### What is expected
Search the material below for the word "acceleration" and copy every line in which it occurs.

++++

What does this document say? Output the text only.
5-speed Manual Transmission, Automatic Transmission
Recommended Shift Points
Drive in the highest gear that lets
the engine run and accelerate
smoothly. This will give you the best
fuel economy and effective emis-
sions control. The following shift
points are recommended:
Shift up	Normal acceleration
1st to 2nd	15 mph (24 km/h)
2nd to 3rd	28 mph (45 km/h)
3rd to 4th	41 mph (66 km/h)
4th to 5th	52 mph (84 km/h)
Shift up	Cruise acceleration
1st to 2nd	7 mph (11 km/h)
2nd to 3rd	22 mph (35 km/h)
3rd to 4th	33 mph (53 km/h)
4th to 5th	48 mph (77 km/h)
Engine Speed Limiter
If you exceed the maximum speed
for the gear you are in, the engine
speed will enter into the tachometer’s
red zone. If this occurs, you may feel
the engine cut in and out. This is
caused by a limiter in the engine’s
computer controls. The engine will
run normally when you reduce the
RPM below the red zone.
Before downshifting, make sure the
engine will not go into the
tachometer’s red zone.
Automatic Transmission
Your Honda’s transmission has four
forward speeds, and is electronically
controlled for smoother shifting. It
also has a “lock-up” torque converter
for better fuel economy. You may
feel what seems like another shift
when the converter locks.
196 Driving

++++

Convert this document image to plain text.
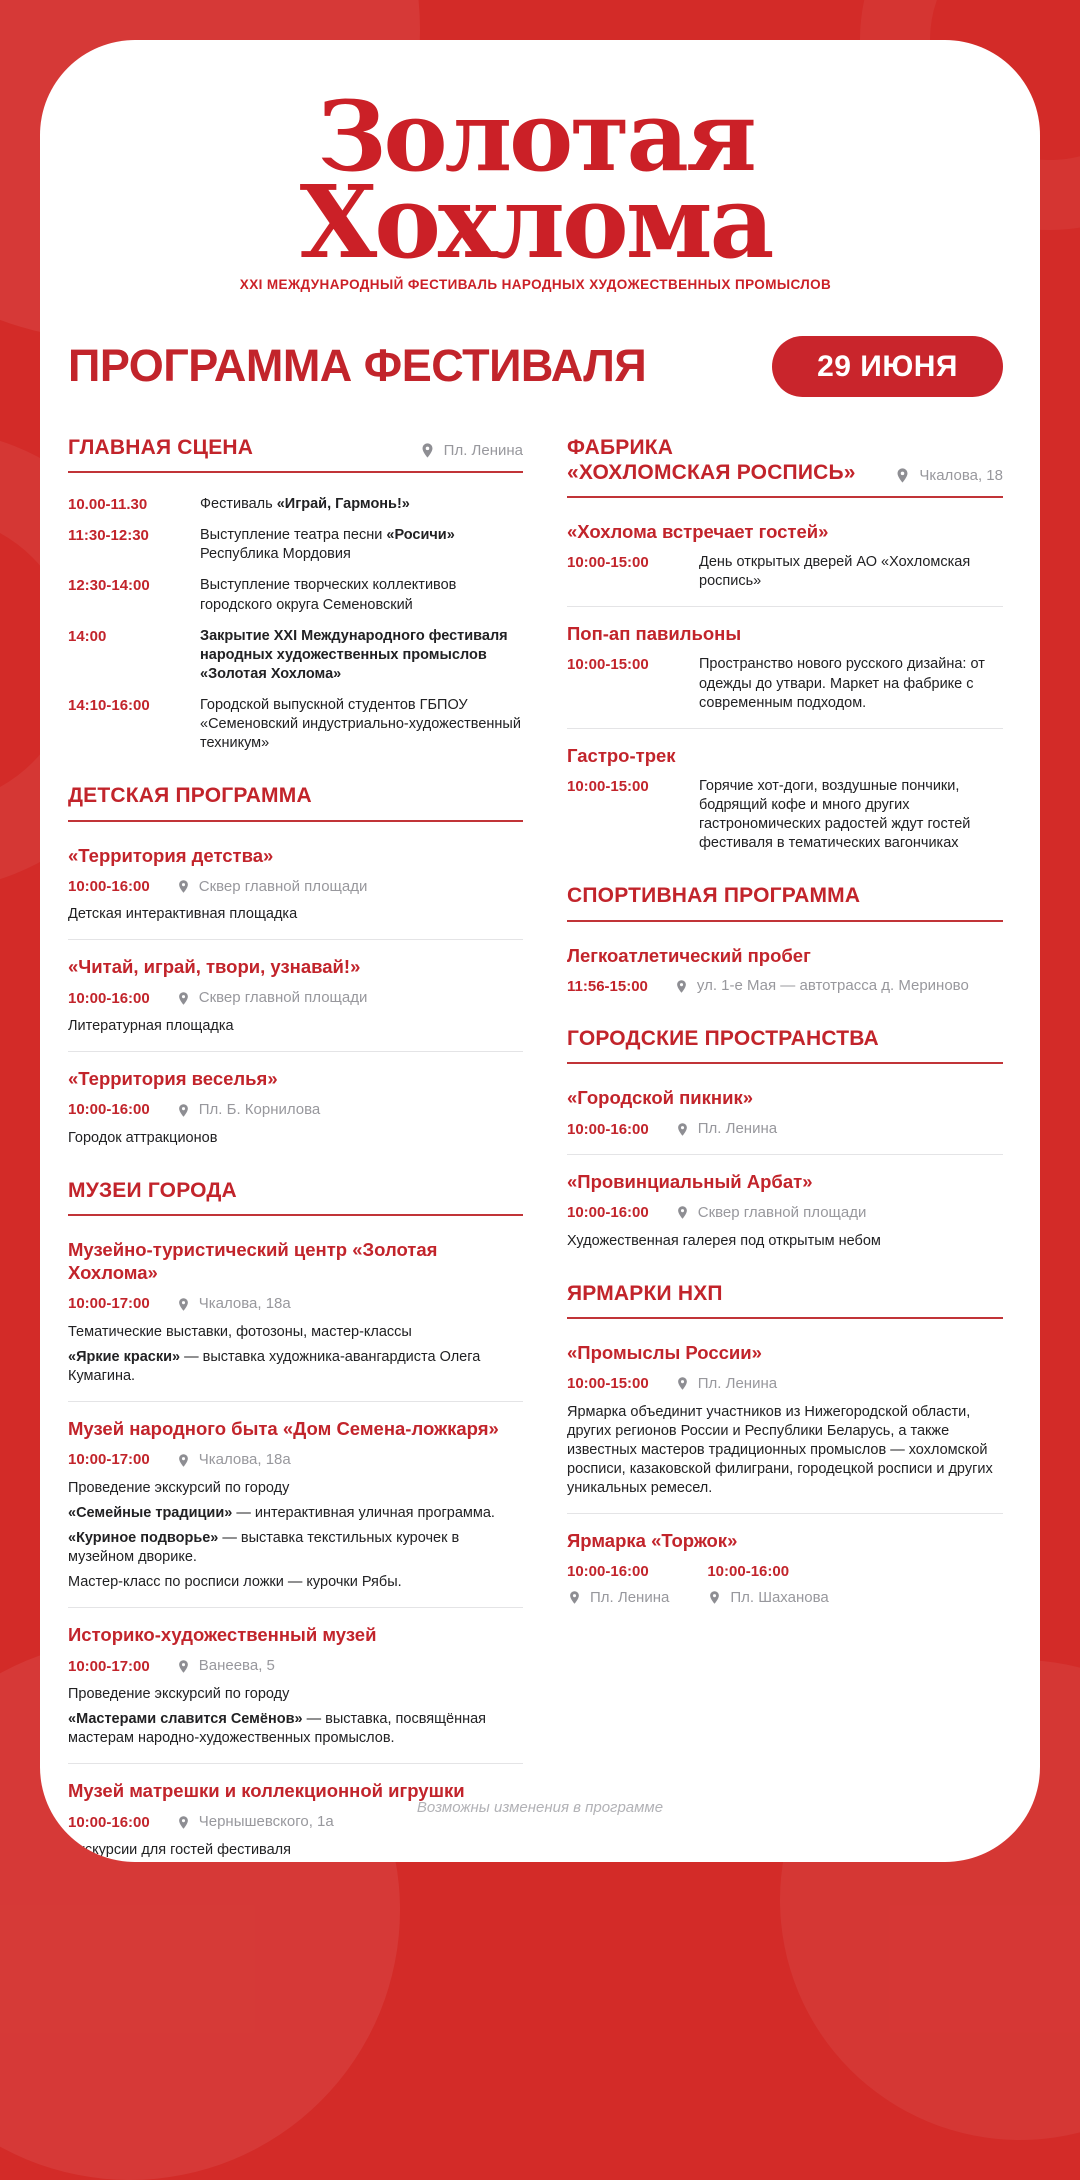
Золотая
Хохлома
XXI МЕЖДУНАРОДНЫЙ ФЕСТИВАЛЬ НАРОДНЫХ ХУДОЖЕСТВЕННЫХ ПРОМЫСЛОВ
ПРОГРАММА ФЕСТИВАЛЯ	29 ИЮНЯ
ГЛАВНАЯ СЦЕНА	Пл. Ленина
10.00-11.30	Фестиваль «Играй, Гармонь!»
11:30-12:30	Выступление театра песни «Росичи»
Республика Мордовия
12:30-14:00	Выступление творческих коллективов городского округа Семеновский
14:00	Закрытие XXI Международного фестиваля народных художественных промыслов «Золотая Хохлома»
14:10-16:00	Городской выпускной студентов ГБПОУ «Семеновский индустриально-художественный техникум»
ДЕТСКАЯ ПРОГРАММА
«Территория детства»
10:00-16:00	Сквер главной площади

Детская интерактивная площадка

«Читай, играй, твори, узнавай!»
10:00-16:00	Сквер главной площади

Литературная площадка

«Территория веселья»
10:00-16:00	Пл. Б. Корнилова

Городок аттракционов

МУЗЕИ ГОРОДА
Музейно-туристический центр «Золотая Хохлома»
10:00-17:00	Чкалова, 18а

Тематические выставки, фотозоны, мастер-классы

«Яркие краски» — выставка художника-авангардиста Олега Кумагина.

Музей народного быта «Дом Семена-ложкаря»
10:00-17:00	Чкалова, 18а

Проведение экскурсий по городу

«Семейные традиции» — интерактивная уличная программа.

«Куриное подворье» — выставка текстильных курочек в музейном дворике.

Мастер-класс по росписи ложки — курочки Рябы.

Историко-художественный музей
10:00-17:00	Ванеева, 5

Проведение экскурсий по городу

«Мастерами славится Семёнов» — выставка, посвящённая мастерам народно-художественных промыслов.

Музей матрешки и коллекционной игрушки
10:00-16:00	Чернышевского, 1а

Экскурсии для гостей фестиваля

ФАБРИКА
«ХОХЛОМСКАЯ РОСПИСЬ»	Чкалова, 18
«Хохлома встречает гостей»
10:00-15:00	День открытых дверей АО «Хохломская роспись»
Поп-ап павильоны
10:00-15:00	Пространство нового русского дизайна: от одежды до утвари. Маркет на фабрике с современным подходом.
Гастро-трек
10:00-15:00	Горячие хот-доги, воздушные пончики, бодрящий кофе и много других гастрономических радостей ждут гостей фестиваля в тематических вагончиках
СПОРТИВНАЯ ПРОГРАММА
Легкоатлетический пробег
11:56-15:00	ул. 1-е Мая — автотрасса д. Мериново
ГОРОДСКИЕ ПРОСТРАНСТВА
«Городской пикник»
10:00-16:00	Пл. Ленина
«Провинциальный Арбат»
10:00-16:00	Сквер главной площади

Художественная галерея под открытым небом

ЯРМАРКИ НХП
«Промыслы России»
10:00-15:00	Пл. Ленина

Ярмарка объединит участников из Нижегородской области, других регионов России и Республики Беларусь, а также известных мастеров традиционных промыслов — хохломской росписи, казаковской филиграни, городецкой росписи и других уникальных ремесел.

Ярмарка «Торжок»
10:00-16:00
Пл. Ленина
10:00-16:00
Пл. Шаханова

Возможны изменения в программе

++++

### Output for this task
Shift up	Normal acceleration
Shift up	Cruise acceleration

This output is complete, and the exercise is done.